**What is expected:** Find the lines containing the word "television" and copy every one of them.

Source records

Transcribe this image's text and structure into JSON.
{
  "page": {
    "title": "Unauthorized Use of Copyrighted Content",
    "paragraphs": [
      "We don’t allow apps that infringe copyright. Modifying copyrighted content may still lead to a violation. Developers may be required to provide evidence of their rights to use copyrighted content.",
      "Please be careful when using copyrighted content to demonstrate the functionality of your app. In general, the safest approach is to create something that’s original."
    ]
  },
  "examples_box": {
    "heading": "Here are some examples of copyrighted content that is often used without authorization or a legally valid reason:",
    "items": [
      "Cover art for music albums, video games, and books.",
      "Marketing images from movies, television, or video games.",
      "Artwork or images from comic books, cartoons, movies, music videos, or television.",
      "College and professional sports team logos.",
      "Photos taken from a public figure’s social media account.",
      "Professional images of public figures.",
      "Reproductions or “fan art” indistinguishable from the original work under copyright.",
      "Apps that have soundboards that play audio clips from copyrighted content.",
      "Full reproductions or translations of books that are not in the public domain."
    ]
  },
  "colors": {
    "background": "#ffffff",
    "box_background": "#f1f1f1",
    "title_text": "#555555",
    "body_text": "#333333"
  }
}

**Response to the exercise:**
      "Marketing images from movies, television, or video games.",
      "Artwork or images from comic books, cartoons, movies, music videos, or television.",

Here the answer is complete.